- AIM OF THE TASK:
Copy out the complete listing, word for word.

- RECORDED DATA:
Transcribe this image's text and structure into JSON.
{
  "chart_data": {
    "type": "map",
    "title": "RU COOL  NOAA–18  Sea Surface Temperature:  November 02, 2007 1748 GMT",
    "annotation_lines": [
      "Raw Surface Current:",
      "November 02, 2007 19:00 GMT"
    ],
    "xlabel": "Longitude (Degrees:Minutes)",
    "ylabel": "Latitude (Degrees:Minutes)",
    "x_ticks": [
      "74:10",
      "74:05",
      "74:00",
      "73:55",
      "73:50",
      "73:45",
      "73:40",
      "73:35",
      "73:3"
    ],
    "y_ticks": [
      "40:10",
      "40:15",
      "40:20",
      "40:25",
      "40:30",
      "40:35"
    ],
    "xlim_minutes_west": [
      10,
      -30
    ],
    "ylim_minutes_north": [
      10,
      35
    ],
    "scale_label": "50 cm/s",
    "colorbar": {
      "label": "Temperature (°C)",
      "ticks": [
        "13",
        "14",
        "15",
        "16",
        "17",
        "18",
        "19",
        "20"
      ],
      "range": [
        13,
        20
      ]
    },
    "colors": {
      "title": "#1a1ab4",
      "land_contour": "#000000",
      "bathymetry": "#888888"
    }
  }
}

- WORKED ANSWER:
Transcribe this image's text and structure into JSON.
{
  "chart_data": {
    "type": "map",
    "title": "RU COOL  NOAA–18  Sea Surface Temperature:  November 02, 2007 1748 GMT",
    "annotation_lines": [
      "Raw Surface Current:",
      "November 02, 2007 19:00 GMT"
    ],
    "xlabel": "Longitude (Degrees:Minutes)",
    "ylabel": "Latitude (Degrees:Minutes)",
    "x_ticks": [
      "74:10",
      "74:05",
      "74:00",
      "73:55",
      "73:50",
      "73:45",
      "73:40",
      "73:35",
      "73:3"
    ],
    "y_ticks": [
      "40:10",
      "40:15",
      "40:20",
      "40:25",
      "40:30",
      "40:35"
    ],
    "xlim_minutes_west": [
      10,
      -30
    ],
    "ylim_minutes_north": [
      10,
      35
    ],
    "scale_label": "50 cm/s",
    "colorbar": {
      "label": "Temperature (°C)",
      "ticks": [
        "13",
        "14",
        "15",
        "16",
        "17",
        "18",
        "19",
        "20"
      ],
      "range": [
        13,
        20
      ]
    },
    "colors": {
      "title": "#1a1ab4",
      "land_contour": "#000000",
      "bathymetry": "#888888"
    }
  }
}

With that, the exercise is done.